┌─ GIVEN INFORMATION
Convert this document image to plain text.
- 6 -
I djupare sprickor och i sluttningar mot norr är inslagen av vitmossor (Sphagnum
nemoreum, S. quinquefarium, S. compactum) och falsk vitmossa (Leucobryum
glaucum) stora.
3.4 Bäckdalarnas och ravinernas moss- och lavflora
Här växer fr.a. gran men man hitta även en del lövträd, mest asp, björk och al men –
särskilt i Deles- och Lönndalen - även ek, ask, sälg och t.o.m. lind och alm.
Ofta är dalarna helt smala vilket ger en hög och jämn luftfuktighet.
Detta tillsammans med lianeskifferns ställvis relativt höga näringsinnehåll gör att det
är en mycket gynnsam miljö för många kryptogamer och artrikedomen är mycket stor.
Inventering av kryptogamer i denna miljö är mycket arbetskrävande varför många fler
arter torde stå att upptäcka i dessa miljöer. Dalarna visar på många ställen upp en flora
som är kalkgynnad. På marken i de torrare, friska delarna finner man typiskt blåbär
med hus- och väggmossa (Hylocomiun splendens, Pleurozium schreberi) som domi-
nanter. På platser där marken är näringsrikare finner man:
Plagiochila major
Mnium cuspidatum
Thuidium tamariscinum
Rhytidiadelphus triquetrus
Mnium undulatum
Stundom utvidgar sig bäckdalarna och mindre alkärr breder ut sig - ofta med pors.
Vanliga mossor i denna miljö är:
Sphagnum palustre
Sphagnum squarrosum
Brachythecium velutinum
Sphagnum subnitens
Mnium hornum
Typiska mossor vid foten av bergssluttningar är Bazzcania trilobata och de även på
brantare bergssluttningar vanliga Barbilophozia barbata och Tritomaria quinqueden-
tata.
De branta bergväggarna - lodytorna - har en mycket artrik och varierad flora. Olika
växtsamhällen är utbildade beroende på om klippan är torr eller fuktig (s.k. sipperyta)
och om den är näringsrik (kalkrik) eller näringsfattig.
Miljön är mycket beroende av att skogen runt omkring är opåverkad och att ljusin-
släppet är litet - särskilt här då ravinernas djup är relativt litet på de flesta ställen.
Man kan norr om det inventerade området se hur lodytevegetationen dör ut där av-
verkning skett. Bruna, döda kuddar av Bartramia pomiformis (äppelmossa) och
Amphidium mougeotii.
└─
WHAT YOU ARE ASKED TO DO: Find how many lines in the listing contain the word "särskilt" and give that count alone.

RESULT OF THIS EXERCISE: 2